### EXERCISE BRIEF
Print the data exactly, leaving nothing out.

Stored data

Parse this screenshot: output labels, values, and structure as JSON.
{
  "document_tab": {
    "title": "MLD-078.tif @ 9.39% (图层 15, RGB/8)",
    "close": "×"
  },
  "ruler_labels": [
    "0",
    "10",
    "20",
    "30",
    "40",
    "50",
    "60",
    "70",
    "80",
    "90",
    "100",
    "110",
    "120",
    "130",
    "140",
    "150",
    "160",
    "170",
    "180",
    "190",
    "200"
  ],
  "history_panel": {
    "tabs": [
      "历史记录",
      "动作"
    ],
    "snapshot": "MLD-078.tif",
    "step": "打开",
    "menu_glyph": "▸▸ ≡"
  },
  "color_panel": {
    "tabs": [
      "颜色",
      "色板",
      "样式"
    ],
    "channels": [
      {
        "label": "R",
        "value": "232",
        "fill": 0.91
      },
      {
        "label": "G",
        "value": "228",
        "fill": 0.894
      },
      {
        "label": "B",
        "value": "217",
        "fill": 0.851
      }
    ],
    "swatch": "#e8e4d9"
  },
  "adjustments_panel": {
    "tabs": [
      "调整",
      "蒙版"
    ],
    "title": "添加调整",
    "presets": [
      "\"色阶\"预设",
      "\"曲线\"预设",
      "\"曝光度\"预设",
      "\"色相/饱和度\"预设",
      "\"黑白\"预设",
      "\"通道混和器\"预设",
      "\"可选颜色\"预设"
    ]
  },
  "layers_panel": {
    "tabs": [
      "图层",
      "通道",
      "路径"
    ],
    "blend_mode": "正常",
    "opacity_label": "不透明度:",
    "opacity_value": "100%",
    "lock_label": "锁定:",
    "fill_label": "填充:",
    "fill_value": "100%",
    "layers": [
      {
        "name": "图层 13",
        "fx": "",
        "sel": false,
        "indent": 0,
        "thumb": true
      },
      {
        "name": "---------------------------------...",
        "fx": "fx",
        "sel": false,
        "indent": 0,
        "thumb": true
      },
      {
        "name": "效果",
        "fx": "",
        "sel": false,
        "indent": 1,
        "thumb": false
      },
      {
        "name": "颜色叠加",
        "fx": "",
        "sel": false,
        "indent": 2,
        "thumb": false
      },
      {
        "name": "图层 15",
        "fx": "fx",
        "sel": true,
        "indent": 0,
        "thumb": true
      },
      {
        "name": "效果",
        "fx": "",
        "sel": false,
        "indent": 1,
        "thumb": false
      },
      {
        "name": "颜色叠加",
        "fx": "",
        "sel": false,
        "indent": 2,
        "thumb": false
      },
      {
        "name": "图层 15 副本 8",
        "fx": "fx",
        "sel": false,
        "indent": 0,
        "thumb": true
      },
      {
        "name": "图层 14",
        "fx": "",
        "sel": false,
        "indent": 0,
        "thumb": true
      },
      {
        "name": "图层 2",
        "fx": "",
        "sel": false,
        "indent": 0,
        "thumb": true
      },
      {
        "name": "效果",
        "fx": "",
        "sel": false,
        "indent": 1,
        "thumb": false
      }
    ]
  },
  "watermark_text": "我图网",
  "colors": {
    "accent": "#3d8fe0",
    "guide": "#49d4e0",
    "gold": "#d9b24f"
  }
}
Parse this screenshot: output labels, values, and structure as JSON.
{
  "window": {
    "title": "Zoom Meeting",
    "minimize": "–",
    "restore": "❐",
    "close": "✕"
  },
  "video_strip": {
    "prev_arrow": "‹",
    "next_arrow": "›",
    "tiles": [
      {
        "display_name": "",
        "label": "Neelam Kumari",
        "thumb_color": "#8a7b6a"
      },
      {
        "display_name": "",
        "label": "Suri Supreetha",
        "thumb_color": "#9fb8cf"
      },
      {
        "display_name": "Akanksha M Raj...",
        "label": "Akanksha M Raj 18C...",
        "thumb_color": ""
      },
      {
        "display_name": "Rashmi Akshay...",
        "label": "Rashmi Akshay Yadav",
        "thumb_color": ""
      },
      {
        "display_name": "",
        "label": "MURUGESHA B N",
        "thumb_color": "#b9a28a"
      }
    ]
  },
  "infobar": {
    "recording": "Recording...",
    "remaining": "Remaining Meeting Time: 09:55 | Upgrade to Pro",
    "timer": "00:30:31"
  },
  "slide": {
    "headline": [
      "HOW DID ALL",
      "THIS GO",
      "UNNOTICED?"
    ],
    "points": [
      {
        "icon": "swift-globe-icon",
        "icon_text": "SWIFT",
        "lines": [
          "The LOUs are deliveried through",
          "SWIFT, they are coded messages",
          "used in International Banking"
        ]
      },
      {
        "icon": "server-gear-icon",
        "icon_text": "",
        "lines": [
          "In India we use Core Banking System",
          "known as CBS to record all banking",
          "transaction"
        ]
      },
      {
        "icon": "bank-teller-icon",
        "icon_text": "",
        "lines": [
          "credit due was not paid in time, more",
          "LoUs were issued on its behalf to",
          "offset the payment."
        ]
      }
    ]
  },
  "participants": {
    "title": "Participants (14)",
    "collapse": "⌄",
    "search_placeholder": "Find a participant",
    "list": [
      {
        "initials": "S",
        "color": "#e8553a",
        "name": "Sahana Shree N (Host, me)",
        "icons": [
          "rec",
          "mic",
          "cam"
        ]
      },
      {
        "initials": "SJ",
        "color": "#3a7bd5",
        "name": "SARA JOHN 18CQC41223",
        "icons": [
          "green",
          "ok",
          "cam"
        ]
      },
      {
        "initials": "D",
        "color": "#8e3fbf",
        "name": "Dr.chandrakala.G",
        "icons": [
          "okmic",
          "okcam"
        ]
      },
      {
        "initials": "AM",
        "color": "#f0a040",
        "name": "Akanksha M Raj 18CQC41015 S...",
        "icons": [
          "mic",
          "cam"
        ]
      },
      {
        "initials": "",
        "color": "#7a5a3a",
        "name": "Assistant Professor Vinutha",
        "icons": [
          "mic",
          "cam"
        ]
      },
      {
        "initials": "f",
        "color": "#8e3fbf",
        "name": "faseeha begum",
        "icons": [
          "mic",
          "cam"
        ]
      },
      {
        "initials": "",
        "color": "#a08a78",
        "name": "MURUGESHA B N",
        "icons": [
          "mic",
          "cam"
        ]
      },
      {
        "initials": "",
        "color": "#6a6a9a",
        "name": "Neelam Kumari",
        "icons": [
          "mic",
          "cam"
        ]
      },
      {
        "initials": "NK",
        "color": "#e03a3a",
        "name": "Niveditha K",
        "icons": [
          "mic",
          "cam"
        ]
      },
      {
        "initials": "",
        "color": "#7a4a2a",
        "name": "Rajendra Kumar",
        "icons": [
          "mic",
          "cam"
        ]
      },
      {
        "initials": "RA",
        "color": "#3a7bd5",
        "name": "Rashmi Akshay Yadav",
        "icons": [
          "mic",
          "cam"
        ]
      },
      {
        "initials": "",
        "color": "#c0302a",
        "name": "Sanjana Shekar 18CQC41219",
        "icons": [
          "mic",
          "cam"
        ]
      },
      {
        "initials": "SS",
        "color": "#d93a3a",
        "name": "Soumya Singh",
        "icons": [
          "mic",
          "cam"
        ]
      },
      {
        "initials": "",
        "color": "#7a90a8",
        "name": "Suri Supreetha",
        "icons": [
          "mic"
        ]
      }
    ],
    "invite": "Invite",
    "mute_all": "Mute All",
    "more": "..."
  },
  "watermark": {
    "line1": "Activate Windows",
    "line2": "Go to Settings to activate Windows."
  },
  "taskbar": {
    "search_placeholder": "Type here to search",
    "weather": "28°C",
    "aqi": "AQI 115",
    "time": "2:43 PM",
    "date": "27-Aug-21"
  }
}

### RESULT OF THIS EXERCISE
Parse this screenshot: output labels, values, and structure as JSON.
{
  "document_tab": {
    "title": "MLD-078.tif @ 9.39% (图层 15, RGB/8)",
    "close": "×"
  },
  "ruler_labels": [
    "0",
    "10",
    "20",
    "30",
    "40",
    "50",
    "60",
    "70",
    "80",
    "90",
    "100",
    "110",
    "120",
    "130",
    "140",
    "150",
    "160",
    "170",
    "180",
    "190",
    "200"
  ],
  "history_panel": {
    "tabs": [
      "历史记录",
      "动作"
    ],
    "snapshot": "MLD-078.tif",
    "step": "打开",
    "menu_glyph": "▸▸ ≡"
  },
  "color_panel": {
    "tabs": [
      "颜色",
      "色板",
      "样式"
    ],
    "channels": [
      {
        "label": "R",
        "value": "232",
        "fill": 0.91
      },
      {
        "label": "G",
        "value": "228",
        "fill": 0.894
      },
      {
        "label": "B",
        "value": "217",
        "fill": 0.851
      }
    ],
    "swatch": "#e8e4d9"
  },
  "adjustments_panel": {
    "tabs": [
      "调整",
      "蒙版"
    ],
    "title": "添加调整",
    "presets": [
      "\"色阶\"预设",
      "\"曲线\"预设",
      "\"曝光度\"预设",
      "\"色相/饱和度\"预设",
      "\"黑白\"预设",
      "\"通道混和器\"预设",
      "\"可选颜色\"预设"
    ]
  },
  "layers_panel": {
    "tabs": [
      "图层",
      "通道",
      "路径"
    ],
    "blend_mode": "正常",
    "opacity_label": "不透明度:",
    "opacity_value": "100%",
    "lock_label": "锁定:",
    "fill_label": "填充:",
    "fill_value": "100%",
    "layers": [
      {
        "name": "图层 13",
        "fx": "",
        "sel": false,
        "indent": 0,
        "thumb": true
      },
      {
        "name": "---------------------------------...",
        "fx": "fx",
        "sel": false,
        "indent": 0,
        "thumb": true
      },
      {
        "name": "效果",
        "fx": "",
        "sel": false,
        "indent": 1,
        "thumb": false
      },
      {
        "name": "颜色叠加",
        "fx": "",
        "sel": false,
        "indent": 2,
        "thumb": false
      },
      {
        "name": "图层 15",
        "fx": "fx",
        "sel": true,
        "indent": 0,
        "thumb": true
      },
      {
        "name": "效果",
        "fx": "",
        "sel": false,
        "indent": 1,
        "thumb": false
      },
      {
        "name": "颜色叠加",
        "fx": "",
        "sel": false,
        "indent": 2,
        "thumb": false
      },
      {
        "name": "图层 15 副本 8",
        "fx": "fx",
        "sel": false,
        "indent": 0,
        "thumb": true
      },
      {
        "name": "图层 14",
        "fx": "",
        "sel": false,
        "indent": 0,
        "thumb": true
      },
      {
        "name": "图层 2",
        "fx": "",
        "sel": false,
        "indent": 0,
        "thumb": true
      },
      {
        "name": "效果",
        "fx": "",
        "sel": false,
        "indent": 1,
        "thumb": false
      }
    ]
  },
  "watermark_text": "我图网",
  "colors": {
    "accent": "#3d8fe0",
    "guide": "#49d4e0",
    "gold": "#d9b24f"
  }
}
Parse this screenshot: output labels, values, and structure as JSON.
{
  "window": {
    "title": "Zoom Meeting",
    "minimize": "–",
    "restore": "❐",
    "close": "✕"
  },
  "video_strip": {
    "prev_arrow": "‹",
    "next_arrow": "›",
    "tiles": [
      {
        "display_name": "",
        "label": "Neelam Kumari",
        "thumb_color": "#8a7b6a"
      },
      {
        "display_name": "",
        "label": "Suri Supreetha",
        "thumb_color": "#9fb8cf"
      },
      {
        "display_name": "Akanksha M Raj...",
        "label": "Akanksha M Raj 18C...",
        "thumb_color": ""
      },
      {
        "display_name": "Rashmi Akshay...",
        "label": "Rashmi Akshay Yadav",
        "thumb_color": ""
      },
      {
        "display_name": "",
        "label": "MURUGESHA B N",
        "thumb_color": "#b9a28a"
      }
    ]
  },
  "infobar": {
    "recording": "Recording...",
    "remaining": "Remaining Meeting Time: 09:55 | Upgrade to Pro",
    "timer": "00:30:31"
  },
  "slide": {
    "headline": [
      "HOW DID ALL",
      "THIS GO",
      "UNNOTICED?"
    ],
    "points": [
      {
        "icon": "swift-globe-icon",
        "icon_text": "SWIFT",
        "lines": [
          "The LOUs are deliveried through",
          "SWIFT, they are coded messages",
          "used in International Banking"
        ]
      },
      {
        "icon": "server-gear-icon",
        "icon_text": "",
        "lines": [
          "In India we use Core Banking System",
          "known as CBS to record all banking",
          "transaction"
        ]
      },
      {
        "icon": "bank-teller-icon",
        "icon_text": "",
        "lines": [
          "credit due was not paid in time, more",
          "LoUs were issued on its behalf to",
          "offset the payment."
        ]
      }
    ]
  },
  "participants": {
    "title": "Participants (14)",
    "collapse": "⌄",
    "search_placeholder": "Find a participant",
    "list": [
      {
        "initials": "S",
        "color": "#e8553a",
        "name": "Sahana Shree N (Host, me)",
        "icons": [
          "rec",
          "mic",
          "cam"
        ]
      },
      {
        "initials": "SJ",
        "color": "#3a7bd5",
        "name": "SARA JOHN 18CQC41223",
        "icons": [
          "green",
          "ok",
          "cam"
        ]
      },
      {
        "initials": "D",
        "color": "#8e3fbf",
        "name": "Dr.chandrakala.G",
        "icons": [
          "okmic",
          "okcam"
        ]
      },
      {
        "initials": "AM",
        "color": "#f0a040",
        "name": "Akanksha M Raj 18CQC41015 S...",
        "icons": [
          "mic",
          "cam"
        ]
      },
      {
        "initials": "",
        "color": "#7a5a3a",
        "name": "Assistant Professor Vinutha",
        "icons": [
          "mic",
          "cam"
        ]
      },
      {
        "initials": "f",
        "color": "#8e3fbf",
        "name": "faseeha begum",
        "icons": [
          "mic",
          "cam"
        ]
      },
      {
        "initials": "",
        "color": "#a08a78",
        "name": "MURUGESHA B N",
        "icons": [
          "mic",
          "cam"
        ]
      },
      {
        "initials": "",
        "color": "#6a6a9a",
        "name": "Neelam Kumari",
        "icons": [
          "mic",
          "cam"
        ]
      },
      {
        "initials": "NK",
        "color": "#e03a3a",
        "name": "Niveditha K",
        "icons": [
          "mic",
          "cam"
        ]
      },
      {
        "initials": "",
        "color": "#7a4a2a",
        "name": "Rajendra Kumar",
        "icons": [
          "mic",
          "cam"
        ]
      },
      {
        "initials": "RA",
        "color": "#3a7bd5",
        "name": "Rashmi Akshay Yadav",
        "icons": [
          "mic",
          "cam"
        ]
      },
      {
        "initials": "",
        "color": "#c0302a",
        "name": "Sanjana Shekar 18CQC41219",
        "icons": [
          "mic",
          "cam"
        ]
      },
      {
        "initials": "SS",
        "color": "#d93a3a",
        "name": "Soumya Singh",
        "icons": [
          "mic",
          "cam"
        ]
      },
      {
        "initials": "",
        "color": "#7a90a8",
        "name": "Suri Supreetha",
        "icons": [
          "mic"
        ]
      }
    ],
    "invite": "Invite",
    "mute_all": "Mute All",
    "more": "..."
  },
  "watermark": {
    "line1": "Activate Windows",
    "line2": "Go to Settings to activate Windows."
  },
  "taskbar": {
    "search_placeholder": "Type here to search",
    "weather": "28°C",
    "aqi": "AQI 115",
    "time": "2:43 PM",
    "date": "27-Aug-21"
  }
}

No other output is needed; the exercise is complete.